- _Task prompt_: Write out the whole listing, matching it exactly.

▬▬▬▬▬▬

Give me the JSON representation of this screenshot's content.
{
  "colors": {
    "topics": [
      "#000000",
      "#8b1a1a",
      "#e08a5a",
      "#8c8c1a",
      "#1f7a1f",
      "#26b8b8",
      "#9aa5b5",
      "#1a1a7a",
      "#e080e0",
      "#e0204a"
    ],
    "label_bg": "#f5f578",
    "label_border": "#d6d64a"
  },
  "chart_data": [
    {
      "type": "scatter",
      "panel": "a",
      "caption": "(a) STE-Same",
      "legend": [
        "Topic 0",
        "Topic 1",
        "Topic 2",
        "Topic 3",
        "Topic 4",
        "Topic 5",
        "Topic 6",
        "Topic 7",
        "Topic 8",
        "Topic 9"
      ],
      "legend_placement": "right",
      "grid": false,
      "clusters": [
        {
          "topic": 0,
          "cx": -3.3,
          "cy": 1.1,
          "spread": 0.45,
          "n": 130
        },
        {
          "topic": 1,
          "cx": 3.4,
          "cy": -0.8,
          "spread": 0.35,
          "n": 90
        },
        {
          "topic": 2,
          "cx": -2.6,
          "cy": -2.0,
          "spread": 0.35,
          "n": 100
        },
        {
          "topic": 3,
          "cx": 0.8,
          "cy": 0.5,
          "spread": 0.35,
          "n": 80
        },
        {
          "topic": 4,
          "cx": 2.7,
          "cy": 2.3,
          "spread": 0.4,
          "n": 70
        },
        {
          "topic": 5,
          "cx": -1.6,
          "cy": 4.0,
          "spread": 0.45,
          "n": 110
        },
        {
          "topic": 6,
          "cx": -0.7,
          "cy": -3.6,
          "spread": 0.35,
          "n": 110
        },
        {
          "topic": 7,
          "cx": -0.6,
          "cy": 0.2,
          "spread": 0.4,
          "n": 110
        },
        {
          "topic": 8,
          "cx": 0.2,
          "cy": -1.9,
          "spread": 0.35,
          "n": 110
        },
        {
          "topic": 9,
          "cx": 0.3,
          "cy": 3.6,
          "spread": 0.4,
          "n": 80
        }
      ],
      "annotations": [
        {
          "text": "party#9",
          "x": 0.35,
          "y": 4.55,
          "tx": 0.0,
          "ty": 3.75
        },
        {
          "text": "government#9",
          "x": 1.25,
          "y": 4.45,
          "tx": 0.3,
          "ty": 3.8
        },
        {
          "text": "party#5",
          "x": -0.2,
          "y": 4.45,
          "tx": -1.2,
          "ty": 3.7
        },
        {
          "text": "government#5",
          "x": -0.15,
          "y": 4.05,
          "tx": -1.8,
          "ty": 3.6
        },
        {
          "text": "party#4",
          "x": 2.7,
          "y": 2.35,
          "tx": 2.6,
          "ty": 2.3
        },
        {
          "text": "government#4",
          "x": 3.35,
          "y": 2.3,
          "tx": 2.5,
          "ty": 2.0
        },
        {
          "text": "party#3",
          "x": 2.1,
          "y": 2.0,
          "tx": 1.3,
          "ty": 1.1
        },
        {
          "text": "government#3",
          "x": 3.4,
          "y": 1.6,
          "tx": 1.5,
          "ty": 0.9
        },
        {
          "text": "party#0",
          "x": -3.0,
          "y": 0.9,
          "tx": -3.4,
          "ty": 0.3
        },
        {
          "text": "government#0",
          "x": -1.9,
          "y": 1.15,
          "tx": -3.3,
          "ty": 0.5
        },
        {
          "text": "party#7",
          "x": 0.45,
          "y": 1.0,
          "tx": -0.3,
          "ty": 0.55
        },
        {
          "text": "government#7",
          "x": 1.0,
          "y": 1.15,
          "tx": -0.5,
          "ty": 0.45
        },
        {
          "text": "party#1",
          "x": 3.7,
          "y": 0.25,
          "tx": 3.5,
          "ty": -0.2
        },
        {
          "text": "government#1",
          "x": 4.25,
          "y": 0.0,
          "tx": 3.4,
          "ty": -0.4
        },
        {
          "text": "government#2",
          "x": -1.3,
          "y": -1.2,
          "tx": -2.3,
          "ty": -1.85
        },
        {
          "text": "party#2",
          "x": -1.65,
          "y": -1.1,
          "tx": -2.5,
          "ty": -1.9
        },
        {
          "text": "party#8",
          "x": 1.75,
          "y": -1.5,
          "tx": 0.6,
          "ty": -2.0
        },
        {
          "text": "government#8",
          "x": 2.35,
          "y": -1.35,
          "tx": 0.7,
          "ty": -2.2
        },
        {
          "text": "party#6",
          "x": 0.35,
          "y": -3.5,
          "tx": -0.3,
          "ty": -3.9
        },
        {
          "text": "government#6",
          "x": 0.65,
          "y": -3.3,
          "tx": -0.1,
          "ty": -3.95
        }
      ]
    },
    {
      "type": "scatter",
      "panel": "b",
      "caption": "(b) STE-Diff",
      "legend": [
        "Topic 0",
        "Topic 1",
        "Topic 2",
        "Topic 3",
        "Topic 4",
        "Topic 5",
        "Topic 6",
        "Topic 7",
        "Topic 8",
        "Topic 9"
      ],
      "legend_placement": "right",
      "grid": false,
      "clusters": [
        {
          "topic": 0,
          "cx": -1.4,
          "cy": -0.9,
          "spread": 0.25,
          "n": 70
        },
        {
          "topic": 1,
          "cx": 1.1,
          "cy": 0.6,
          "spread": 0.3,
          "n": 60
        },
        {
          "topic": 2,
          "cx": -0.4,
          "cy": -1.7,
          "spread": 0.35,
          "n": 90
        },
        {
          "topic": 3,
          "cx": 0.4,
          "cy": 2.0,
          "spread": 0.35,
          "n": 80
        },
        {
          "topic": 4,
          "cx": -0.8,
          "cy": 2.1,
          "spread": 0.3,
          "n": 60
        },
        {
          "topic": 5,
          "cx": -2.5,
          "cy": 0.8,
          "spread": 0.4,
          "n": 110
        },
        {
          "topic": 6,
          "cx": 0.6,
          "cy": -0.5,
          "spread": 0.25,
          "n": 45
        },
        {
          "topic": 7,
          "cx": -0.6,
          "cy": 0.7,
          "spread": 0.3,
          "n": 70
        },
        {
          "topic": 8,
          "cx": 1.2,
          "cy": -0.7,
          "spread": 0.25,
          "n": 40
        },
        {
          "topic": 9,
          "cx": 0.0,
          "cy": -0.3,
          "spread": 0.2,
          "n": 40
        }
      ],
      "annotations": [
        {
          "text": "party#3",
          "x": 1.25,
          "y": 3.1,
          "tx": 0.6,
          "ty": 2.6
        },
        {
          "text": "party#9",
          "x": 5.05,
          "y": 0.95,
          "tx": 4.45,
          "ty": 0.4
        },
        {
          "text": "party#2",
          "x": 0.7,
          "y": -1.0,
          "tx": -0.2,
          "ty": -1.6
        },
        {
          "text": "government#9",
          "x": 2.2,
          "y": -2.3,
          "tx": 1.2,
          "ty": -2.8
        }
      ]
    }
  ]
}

▬▬▬▬▬▬

- _Reply_:
Give me the JSON representation of this screenshot's content.
{
  "colors": {
    "topics": [
      "#000000",
      "#8b1a1a",
      "#e08a5a",
      "#8c8c1a",
      "#1f7a1f",
      "#26b8b8",
      "#9aa5b5",
      "#1a1a7a",
      "#e080e0",
      "#e0204a"
    ],
    "label_bg": "#f5f578",
    "label_border": "#d6d64a"
  },
  "chart_data": [
    {
      "type": "scatter",
      "panel": "a",
      "caption": "(a) STE-Same",
      "legend": [
        "Topic 0",
        "Topic 1",
        "Topic 2",
        "Topic 3",
        "Topic 4",
        "Topic 5",
        "Topic 6",
        "Topic 7",
        "Topic 8",
        "Topic 9"
      ],
      "legend_placement": "right",
      "grid": false,
      "clusters": [
        {
          "topic": 0,
          "cx": -3.3,
          "cy": 1.1,
          "spread": 0.45,
          "n": 130
        },
        {
          "topic": 1,
          "cx": 3.4,
          "cy": -0.8,
          "spread": 0.35,
          "n": 90
        },
        {
          "topic": 2,
          "cx": -2.6,
          "cy": -2.0,
          "spread": 0.35,
          "n": 100
        },
        {
          "topic": 3,
          "cx": 0.8,
          "cy": 0.5,
          "spread": 0.35,
          "n": 80
        },
        {
          "topic": 4,
          "cx": 2.7,
          "cy": 2.3,
          "spread": 0.4,
          "n": 70
        },
        {
          "topic": 5,
          "cx": -1.6,
          "cy": 4.0,
          "spread": 0.45,
          "n": 110
        },
        {
          "topic": 6,
          "cx": -0.7,
          "cy": -3.6,
          "spread": 0.35,
          "n": 110
        },
        {
          "topic": 7,
          "cx": -0.6,
          "cy": 0.2,
          "spread": 0.4,
          "n": 110
        },
        {
          "topic": 8,
          "cx": 0.2,
          "cy": -1.9,
          "spread": 0.35,
          "n": 110
        },
        {
          "topic": 9,
          "cx": 0.3,
          "cy": 3.6,
          "spread": 0.4,
          "n": 80
        }
      ],
      "annotations": [
        {
          "text": "party#9",
          "x": 0.35,
          "y": 4.55,
          "tx": 0.0,
          "ty": 3.75
        },
        {
          "text": "government#9",
          "x": 1.25,
          "y": 4.45,
          "tx": 0.3,
          "ty": 3.8
        },
        {
          "text": "party#5",
          "x": -0.2,
          "y": 4.45,
          "tx": -1.2,
          "ty": 3.7
        },
        {
          "text": "government#5",
          "x": -0.15,
          "y": 4.05,
          "tx": -1.8,
          "ty": 3.6
        },
        {
          "text": "party#4",
          "x": 2.7,
          "y": 2.35,
          "tx": 2.6,
          "ty": 2.3
        },
        {
          "text": "government#4",
          "x": 3.35,
          "y": 2.3,
          "tx": 2.5,
          "ty": 2.0
        },
        {
          "text": "party#3",
          "x": 2.1,
          "y": 2.0,
          "tx": 1.3,
          "ty": 1.1
        },
        {
          "text": "government#3",
          "x": 3.4,
          "y": 1.6,
          "tx": 1.5,
          "ty": 0.9
        },
        {
          "text": "party#0",
          "x": -3.0,
          "y": 0.9,
          "tx": -3.4,
          "ty": 0.3
        },
        {
          "text": "government#0",
          "x": -1.9,
          "y": 1.15,
          "tx": -3.3,
          "ty": 0.5
        },
        {
          "text": "party#7",
          "x": 0.45,
          "y": 1.0,
          "tx": -0.3,
          "ty": 0.55
        },
        {
          "text": "government#7",
          "x": 1.0,
          "y": 1.15,
          "tx": -0.5,
          "ty": 0.45
        },
        {
          "text": "party#1",
          "x": 3.7,
          "y": 0.25,
          "tx": 3.5,
          "ty": -0.2
        },
        {
          "text": "government#1",
          "x": 4.25,
          "y": 0.0,
          "tx": 3.4,
          "ty": -0.4
        },
        {
          "text": "government#2",
          "x": -1.3,
          "y": -1.2,
          "tx": -2.3,
          "ty": -1.85
        },
        {
          "text": "party#2",
          "x": -1.65,
          "y": -1.1,
          "tx": -2.5,
          "ty": -1.9
        },
        {
          "text": "party#8",
          "x": 1.75,
          "y": -1.5,
          "tx": 0.6,
          "ty": -2.0
        },
        {
          "text": "government#8",
          "x": 2.35,
          "y": -1.35,
          "tx": 0.7,
          "ty": -2.2
        },
        {
          "text": "party#6",
          "x": 0.35,
          "y": -3.5,
          "tx": -0.3,
          "ty": -3.9
        },
        {
          "text": "government#6",
          "x": 0.65,
          "y": -3.3,
          "tx": -0.1,
          "ty": -3.95
        }
      ]
    },
    {
      "type": "scatter",
      "panel": "b",
      "caption": "(b) STE-Diff",
      "legend": [
        "Topic 0",
        "Topic 1",
        "Topic 2",
        "Topic 3",
        "Topic 4",
        "Topic 5",
        "Topic 6",
        "Topic 7",
        "Topic 8",
        "Topic 9"
      ],
      "legend_placement": "right",
      "grid": false,
      "clusters": [
        {
          "topic": 0,
          "cx": -1.4,
          "cy": -0.9,
          "spread": 0.25,
          "n": 70
        },
        {
          "topic": 1,
          "cx": 1.1,
          "cy": 0.6,
          "spread": 0.3,
          "n": 60
        },
        {
          "topic": 2,
          "cx": -0.4,
          "cy": -1.7,
          "spread": 0.35,
          "n": 90
        },
        {
          "topic": 3,
          "cx": 0.4,
          "cy": 2.0,
          "spread": 0.35,
          "n": 80
        },
        {
          "topic": 4,
          "cx": -0.8,
          "cy": 2.1,
          "spread": 0.3,
          "n": 60
        },
        {
          "topic": 5,
          "cx": -2.5,
          "cy": 0.8,
          "spread": 0.4,
          "n": 110
        },
        {
          "topic": 6,
          "cx": 0.6,
          "cy": -0.5,
          "spread": 0.25,
          "n": 45
        },
        {
          "topic": 7,
          "cx": -0.6,
          "cy": 0.7,
          "spread": 0.3,
          "n": 70
        },
        {
          "topic": 8,
          "cx": 1.2,
          "cy": -0.7,
          "spread": 0.25,
          "n": 40
        },
        {
          "topic": 9,
          "cx": 0.0,
          "cy": -0.3,
          "spread": 0.2,
          "n": 40
        }
      ],
      "annotations": [
        {
          "text": "party#3",
          "x": 1.25,
          "y": 3.1,
          "tx": 0.6,
          "ty": 2.6
        },
        {
          "text": "party#9",
          "x": 5.05,
          "y": 0.95,
          "tx": 4.45,
          "ty": 0.4
        },
        {
          "text": "party#2",
          "x": 0.7,
          "y": -1.0,
          "tx": -0.2,
          "ty": -1.6
        },
        {
          "text": "government#9",
          "x": 2.2,
          "y": -2.3,
          "tx": 1.2,
          "ty": -2.8
        }
      ]
    }
  ]
}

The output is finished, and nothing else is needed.